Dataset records

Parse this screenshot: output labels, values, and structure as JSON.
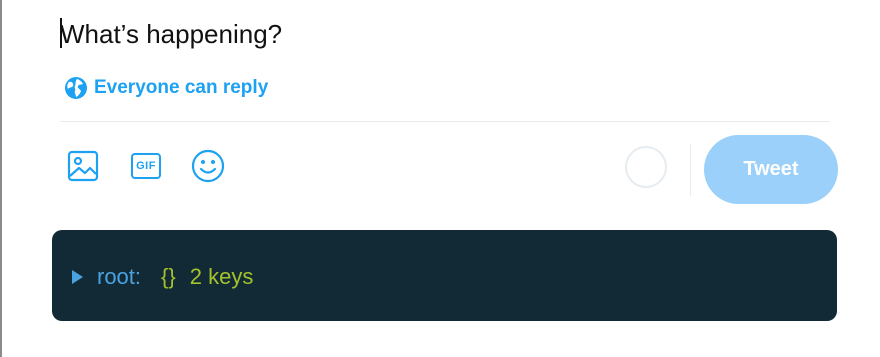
{
  "compose": {
    "placeholder": "What’s happening?"
  },
  "reply_setting": {
    "label": "Everyone can reply",
    "icon": "globe-icon"
  },
  "toolbar": {
    "media_icon": "image-icon",
    "gif_label": "GIF",
    "emoji_icon": "emoji-icon",
    "tweet_label": "Tweet"
  },
  "json_viewer": {
    "key": "root",
    "colon": ":",
    "type_braces": "{}",
    "count_label": "2 keys"
  },
  "colors": {
    "accent": "#1da1f2",
    "tweet_button_disabled": "#9ad0f9",
    "viewer_background": "#122a35",
    "viewer_key": "#4aa3e0",
    "viewer_value": "#a4c22c"
  }
}
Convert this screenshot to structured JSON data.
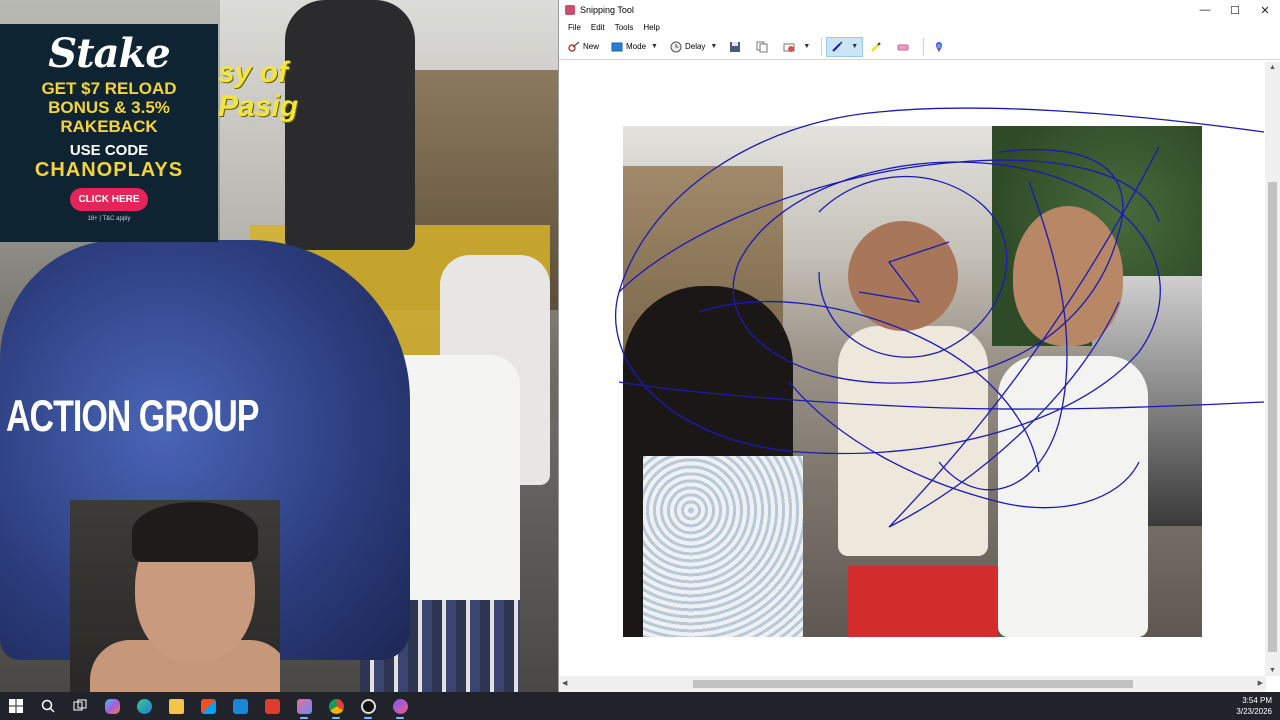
{
  "video": {
    "overlay_text": "sy of\nPasig",
    "jersey_text": "ACTION GROUP"
  },
  "ad": {
    "logo": "Stake",
    "headline": "GET $7 RELOAD BONUS & 3.5% RAKEBACK",
    "use_code": "USE CODE",
    "code": "CHANOPLAYS",
    "button": "CLICK HERE",
    "fine_print": "18+ | T&C apply",
    "accent_color": "#f5d43b",
    "button_color": "#e52459"
  },
  "snipping_tool": {
    "title": "Snipping Tool",
    "window_controls": {
      "minimize": "—",
      "maximize": "☐",
      "close": "✕"
    },
    "menu": [
      "File",
      "Edit",
      "Tools",
      "Help"
    ],
    "toolbar": {
      "new_label": "New",
      "mode_label": "Mode",
      "delay_label": "Delay",
      "pen_color": "#1a1ab8"
    }
  },
  "taskbar": {
    "icons": [
      "windows-start-icon",
      "search-icon",
      "task-view-icon",
      "copilot-icon",
      "edge-icon",
      "file-explorer-icon",
      "store-icon",
      "mail-icon",
      "office-icon",
      "snipping-tool-icon",
      "chrome-icon",
      "obs-icon",
      "app-icon"
    ],
    "time": "3:54 PM",
    "date": "3/23/2026"
  }
}
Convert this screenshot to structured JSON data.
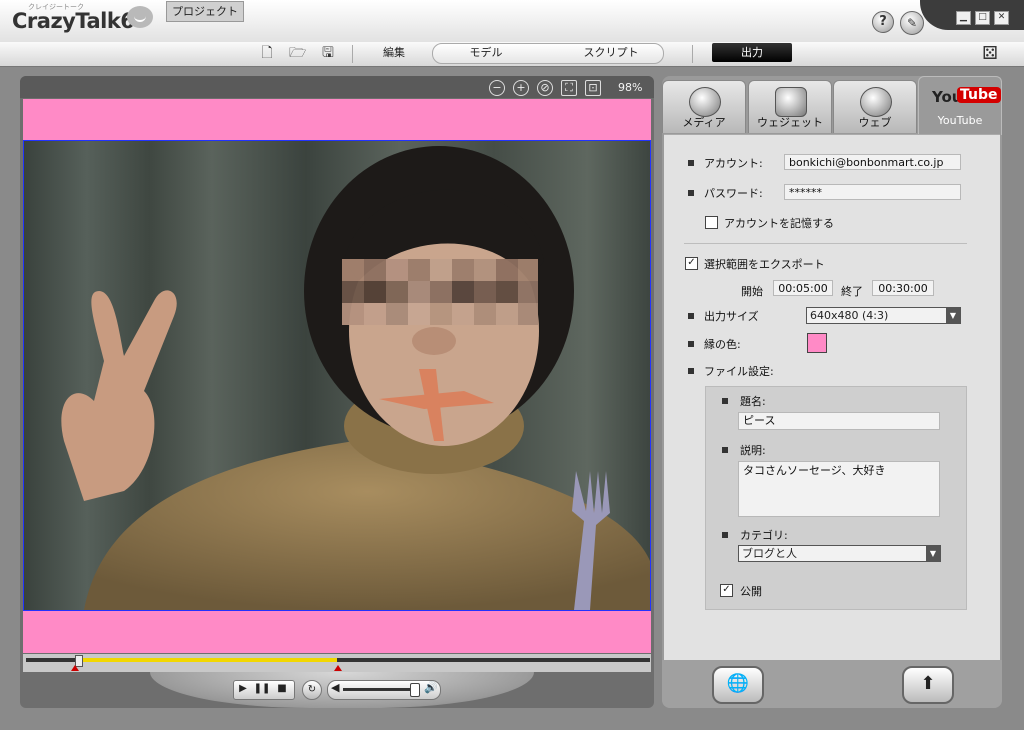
{
  "app": {
    "name": "CrazyTalk6",
    "subtitle": "クレイジートーク"
  },
  "window_controls": {
    "minimize": "▁",
    "maximize": "□",
    "close": "✕"
  },
  "toolbar": {
    "project": "プロジェクト",
    "edit": "編集",
    "model": "モデル",
    "script": "スクリプト",
    "output": "出力"
  },
  "stage": {
    "zoom": "98%",
    "background_color": "#ff8ac6",
    "timeline": {
      "in_fraction": 0.09,
      "out_fraction": 0.5,
      "playhead_fraction": 0.09
    },
    "volume_fraction": 0.88
  },
  "tabs": [
    {
      "label": "メディア",
      "icon": "film-reel-icon"
    },
    {
      "label": "ウェジェット",
      "icon": "widget-icon"
    },
    {
      "label": "ウェブ",
      "icon": "www-globe-icon"
    },
    {
      "label": "YouTube",
      "icon": "youtube-logo",
      "active": true
    }
  ],
  "youtube_logo": {
    "you": "You",
    "tube": "Tube"
  },
  "form": {
    "account_label": "アカウント:",
    "account_value": "bonkichi@bonbonmart.co.jp",
    "password_label": "パスワード:",
    "password_value": "******",
    "remember_label": "アカウントを記憶する",
    "remember_checked": false,
    "export_range_label": "選択範囲をエクスポート",
    "export_range_checked": true,
    "start_label": "開始",
    "start_value": "00:05:00",
    "end_label": "終了",
    "end_value": "00:30:00",
    "output_size_label": "出力サイズ",
    "output_size_value": "640x480 (4:3)",
    "border_color_label": "縁の色:",
    "border_color": "#ff8ac6",
    "file_settings_label": "ファイル設定:",
    "title_label": "題名:",
    "title_value": "ピース",
    "description_label": "説明:",
    "description_value": "タコさんソーセージ、大好き",
    "category_label": "カテゴリ:",
    "category_value": "ブログと人",
    "public_label": "公開",
    "public_checked": true
  }
}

• EXERCISE DETAILS
Leaving all pictures aside, quote each record exactly.

• ANSWER TO THIS EXERCISE
Parse this screenshot: output labels, values, and structure as JSON.
{
  "compose": {
    "placeholder": "What’s happening?"
  },
  "reply_setting": {
    "label": "Everyone can reply",
    "icon": "globe-icon"
  },
  "toolbar": {
    "media_icon": "image-icon",
    "gif_label": "GIF",
    "emoji_icon": "emoji-icon",
    "tweet_label": "Tweet"
  },
  "json_viewer": {
    "key": "root",
    "colon": ":",
    "type_braces": "{}",
    "count_label": "2 keys"
  },
  "colors": {
    "accent": "#1da1f2",
    "tweet_button_disabled": "#9ad0f9",
    "viewer_background": "#122a35",
    "viewer_key": "#4aa3e0",
    "viewer_value": "#a4c22c"
  }
}
Convert this screenshot to structured JSON data.
{
  "video": {
    "overlay_text": "sy of\nPasig",
    "jersey_text": "ACTION GROUP"
  },
  "ad": {
    "logo": "Stake",
    "headline": "GET $7 RELOAD BONUS & 3.5% RAKEBACK",
    "use_code": "USE CODE",
    "code": "CHANOPLAYS",
    "button": "CLICK HERE",
    "fine_print": "18+ | T&C apply",
    "accent_color": "#f5d43b",
    "button_color": "#e52459"
  },
  "snipping_tool": {
    "title": "Snipping Tool",
    "window_controls": {
      "minimize": "—",
      "maximize": "☐",
      "close": "✕"
    },
    "menu": [
      "File",
      "Edit",
      "Tools",
      "Help"
    ],
    "toolbar": {
      "new_label": "New",
      "mode_label": "Mode",
      "delay_label": "Delay",
      "pen_color": "#1a1ab8"
    }
  },
  "taskbar": {
    "icons": [
      "windows-start-icon",
      "search-icon",
      "task-view-icon",
      "copilot-icon",
      "edge-icon",
      "file-explorer-icon",
      "store-icon",
      "mail-icon",
      "office-icon",
      "snipping-tool-icon",
      "chrome-icon",
      "obs-icon",
      "app-icon"
    ],
    "time": "3:54 PM",
    "date": "3/23/2026"
  }
}
Convert this screenshot to structured JSON data.
{
  "app": {
    "name": "CrazyTalk6",
    "subtitle": "クレイジートーク"
  },
  "window_controls": {
    "minimize": "▁",
    "maximize": "□",
    "close": "✕"
  },
  "toolbar": {
    "project": "プロジェクト",
    "edit": "編集",
    "model": "モデル",
    "script": "スクリプト",
    "output": "出力"
  },
  "stage": {
    "zoom": "98%",
    "background_color": "#ff8ac6",
    "timeline": {
      "in_fraction": 0.09,
      "out_fraction": 0.5,
      "playhead_fraction": 0.09
    },
    "volume_fraction": 0.88
  },
  "tabs": [
    {
      "label": "メディア",
      "icon": "film-reel-icon"
    },
    {
      "label": "ウェジェット",
      "icon": "widget-icon"
    },
    {
      "label": "ウェブ",
      "icon": "www-globe-icon"
    },
    {
      "label": "YouTube",
      "icon": "youtube-logo",
      "active": true
    }
  ],
  "youtube_logo": {
    "you": "You",
    "tube": "Tube"
  },
  "form": {
    "account_label": "アカウント:",
    "account_value": "bonkichi@bonbonmart.co.jp",
    "password_label": "パスワード:",
    "password_value": "******",
    "remember_label": "アカウントを記憶する",
    "remember_checked": false,
    "export_range_label": "選択範囲をエクスポート",
    "export_range_checked": true,
    "start_label": "開始",
    "start_value": "00:05:00",
    "end_label": "終了",
    "end_value": "00:30:00",
    "output_size_label": "出力サイズ",
    "output_size_value": "640x480 (4:3)",
    "border_color_label": "縁の色:",
    "border_color": "#ff8ac6",
    "file_settings_label": "ファイル設定:",
    "title_label": "題名:",
    "title_value": "ピース",
    "description_label": "説明:",
    "description_value": "タコさんソーセージ、大好き",
    "category_label": "カテゴリ:",
    "category_value": "ブログと人",
    "public_label": "公開",
    "public_checked": true
  }
}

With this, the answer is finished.